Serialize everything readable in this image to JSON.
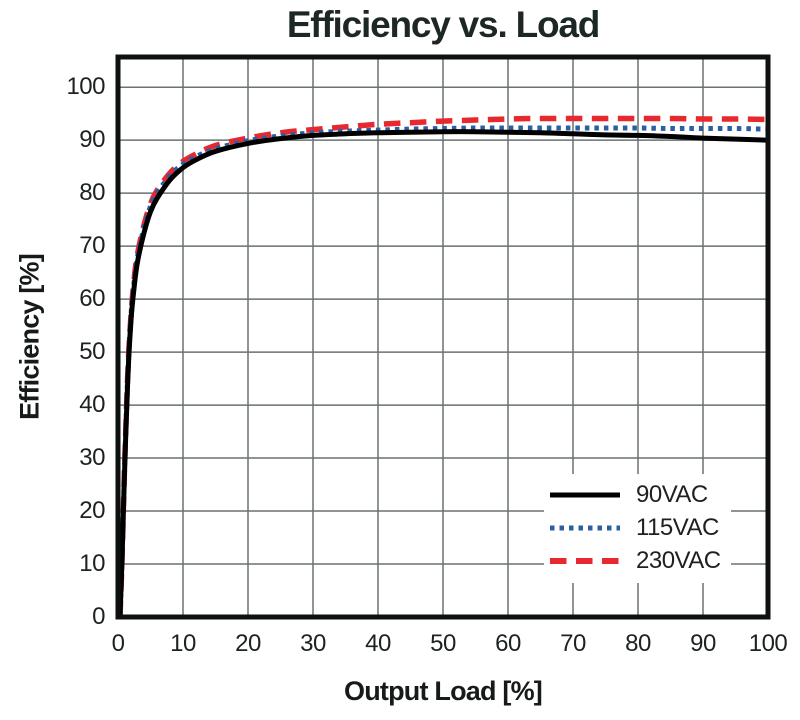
{
  "chart_data": {
    "type": "line",
    "title": "Efficiency vs. Load",
    "xlabel": "Output Load [%]",
    "ylabel": "Efficiency [%]",
    "xlim": [
      0,
      100
    ],
    "ylim": [
      0,
      105.7
    ],
    "x_ticks": [
      0,
      10,
      20,
      30,
      40,
      50,
      60,
      70,
      80,
      90,
      100
    ],
    "y_ticks": [
      0,
      10,
      20,
      30,
      40,
      50,
      60,
      70,
      80,
      90,
      100
    ],
    "grid": true,
    "legend_position": "lower-right",
    "colors": {
      "frame": "#0d1211",
      "gridline": "#6a7170",
      "text": "#1d2322",
      "background": "#ffffff"
    },
    "series": [
      {
        "name": "90VAC",
        "color": "#000000",
        "style": "solid",
        "points": [
          [
            0.3,
            0
          ],
          [
            0.6,
            10
          ],
          [
            1,
            27
          ],
          [
            1.5,
            45
          ],
          [
            2,
            56
          ],
          [
            2.5,
            62.5
          ],
          [
            3,
            67
          ],
          [
            4,
            72.5
          ],
          [
            5,
            76.5
          ],
          [
            6,
            79
          ],
          [
            8,
            82.5
          ],
          [
            10,
            84.8
          ],
          [
            12,
            86.3
          ],
          [
            15,
            87.9
          ],
          [
            20,
            89.4
          ],
          [
            25,
            90.3
          ],
          [
            30,
            90.9
          ],
          [
            35,
            91.2
          ],
          [
            40,
            91.4
          ],
          [
            45,
            91.5
          ],
          [
            50,
            91.6
          ],
          [
            55,
            91.6
          ],
          [
            60,
            91.5
          ],
          [
            65,
            91.4
          ],
          [
            70,
            91.2
          ],
          [
            75,
            91.0
          ],
          [
            80,
            90.9
          ],
          [
            85,
            90.7
          ],
          [
            90,
            90.4
          ],
          [
            95,
            90.2
          ],
          [
            100,
            90.0
          ]
        ]
      },
      {
        "name": "115VAC",
        "color": "#2a5fa8",
        "style": "dotted",
        "points": [
          [
            0.3,
            0
          ],
          [
            0.6,
            10
          ],
          [
            1,
            28
          ],
          [
            1.5,
            46
          ],
          [
            2,
            57
          ],
          [
            2.5,
            63.5
          ],
          [
            3,
            68
          ],
          [
            4,
            73.5
          ],
          [
            5,
            77.5
          ],
          [
            6,
            80
          ],
          [
            8,
            83.3
          ],
          [
            10,
            85.5
          ],
          [
            12,
            86.9
          ],
          [
            15,
            88.4
          ],
          [
            20,
            89.9
          ],
          [
            25,
            90.8
          ],
          [
            30,
            91.4
          ],
          [
            35,
            91.7
          ],
          [
            40,
            91.9
          ],
          [
            45,
            92.1
          ],
          [
            50,
            92.2
          ],
          [
            55,
            92.3
          ],
          [
            60,
            92.3
          ],
          [
            65,
            92.3
          ],
          [
            70,
            92.3
          ],
          [
            75,
            92.3
          ],
          [
            80,
            92.3
          ],
          [
            85,
            92.2
          ],
          [
            90,
            92.2
          ],
          [
            95,
            92.2
          ],
          [
            100,
            92.1
          ]
        ]
      },
      {
        "name": "230VAC",
        "color": "#e8282f",
        "style": "dashed",
        "points": [
          [
            0.3,
            0
          ],
          [
            0.6,
            10
          ],
          [
            1,
            28
          ],
          [
            1.5,
            46
          ],
          [
            2,
            57
          ],
          [
            2.5,
            64
          ],
          [
            3,
            68.5
          ],
          [
            4,
            74
          ],
          [
            5,
            78
          ],
          [
            6,
            80.5
          ],
          [
            8,
            83.8
          ],
          [
            10,
            86
          ],
          [
            12,
            87.4
          ],
          [
            15,
            89
          ],
          [
            20,
            90.4
          ],
          [
            25,
            91.4
          ],
          [
            30,
            92
          ],
          [
            35,
            92.5
          ],
          [
            40,
            93
          ],
          [
            45,
            93.3
          ],
          [
            50,
            93.6
          ],
          [
            55,
            93.8
          ],
          [
            60,
            94
          ],
          [
            65,
            94.1
          ],
          [
            70,
            94.1
          ],
          [
            75,
            94.1
          ],
          [
            80,
            94.1
          ],
          [
            85,
            94.1
          ],
          [
            90,
            94
          ],
          [
            95,
            94
          ],
          [
            100,
            93.9
          ]
        ]
      }
    ]
  }
}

···

Transcribe the material exactly, keeping every word and none of the pictures.

Serialize everything readable in this image to JSON.
{
  "chart_data": {
    "type": "line",
    "title": "Efficiency vs. Load",
    "xlabel": "Output Load [%]",
    "ylabel": "Efficiency [%]",
    "xlim": [
      0,
      100
    ],
    "ylim": [
      0,
      105.7
    ],
    "x_ticks": [
      0,
      10,
      20,
      30,
      40,
      50,
      60,
      70,
      80,
      90,
      100
    ],
    "y_ticks": [
      0,
      10,
      20,
      30,
      40,
      50,
      60,
      70,
      80,
      90,
      100
    ],
    "grid": true,
    "legend_position": "lower-right",
    "colors": {
      "frame": "#0d1211",
      "gridline": "#6a7170",
      "text": "#1d2322",
      "background": "#ffffff"
    },
    "series": [
      {
        "name": "90VAC",
        "color": "#000000",
        "style": "solid",
        "points": [
          [
            0.3,
            0
          ],
          [
            0.6,
            10
          ],
          [
            1,
            27
          ],
          [
            1.5,
            45
          ],
          [
            2,
            56
          ],
          [
            2.5,
            62.5
          ],
          [
            3,
            67
          ],
          [
            4,
            72.5
          ],
          [
            5,
            76.5
          ],
          [
            6,
            79
          ],
          [
            8,
            82.5
          ],
          [
            10,
            84.8
          ],
          [
            12,
            86.3
          ],
          [
            15,
            87.9
          ],
          [
            20,
            89.4
          ],
          [
            25,
            90.3
          ],
          [
            30,
            90.9
          ],
          [
            35,
            91.2
          ],
          [
            40,
            91.4
          ],
          [
            45,
            91.5
          ],
          [
            50,
            91.6
          ],
          [
            55,
            91.6
          ],
          [
            60,
            91.5
          ],
          [
            65,
            91.4
          ],
          [
            70,
            91.2
          ],
          [
            75,
            91.0
          ],
          [
            80,
            90.9
          ],
          [
            85,
            90.7
          ],
          [
            90,
            90.4
          ],
          [
            95,
            90.2
          ],
          [
            100,
            90.0
          ]
        ]
      },
      {
        "name": "115VAC",
        "color": "#2a5fa8",
        "style": "dotted",
        "points": [
          [
            0.3,
            0
          ],
          [
            0.6,
            10
          ],
          [
            1,
            28
          ],
          [
            1.5,
            46
          ],
          [
            2,
            57
          ],
          [
            2.5,
            63.5
          ],
          [
            3,
            68
          ],
          [
            4,
            73.5
          ],
          [
            5,
            77.5
          ],
          [
            6,
            80
          ],
          [
            8,
            83.3
          ],
          [
            10,
            85.5
          ],
          [
            12,
            86.9
          ],
          [
            15,
            88.4
          ],
          [
            20,
            89.9
          ],
          [
            25,
            90.8
          ],
          [
            30,
            91.4
          ],
          [
            35,
            91.7
          ],
          [
            40,
            91.9
          ],
          [
            45,
            92.1
          ],
          [
            50,
            92.2
          ],
          [
            55,
            92.3
          ],
          [
            60,
            92.3
          ],
          [
            65,
            92.3
          ],
          [
            70,
            92.3
          ],
          [
            75,
            92.3
          ],
          [
            80,
            92.3
          ],
          [
            85,
            92.2
          ],
          [
            90,
            92.2
          ],
          [
            95,
            92.2
          ],
          [
            100,
            92.1
          ]
        ]
      },
      {
        "name": "230VAC",
        "color": "#e8282f",
        "style": "dashed",
        "points": [
          [
            0.3,
            0
          ],
          [
            0.6,
            10
          ],
          [
            1,
            28
          ],
          [
            1.5,
            46
          ],
          [
            2,
            57
          ],
          [
            2.5,
            64
          ],
          [
            3,
            68.5
          ],
          [
            4,
            74
          ],
          [
            5,
            78
          ],
          [
            6,
            80.5
          ],
          [
            8,
            83.8
          ],
          [
            10,
            86
          ],
          [
            12,
            87.4
          ],
          [
            15,
            89
          ],
          [
            20,
            90.4
          ],
          [
            25,
            91.4
          ],
          [
            30,
            92
          ],
          [
            35,
            92.5
          ],
          [
            40,
            93
          ],
          [
            45,
            93.3
          ],
          [
            50,
            93.6
          ],
          [
            55,
            93.8
          ],
          [
            60,
            94
          ],
          [
            65,
            94.1
          ],
          [
            70,
            94.1
          ],
          [
            75,
            94.1
          ],
          [
            80,
            94.1
          ],
          [
            85,
            94.1
          ],
          [
            90,
            94
          ],
          [
            95,
            94
          ],
          [
            100,
            93.9
          ]
        ]
      }
    ]
  }
}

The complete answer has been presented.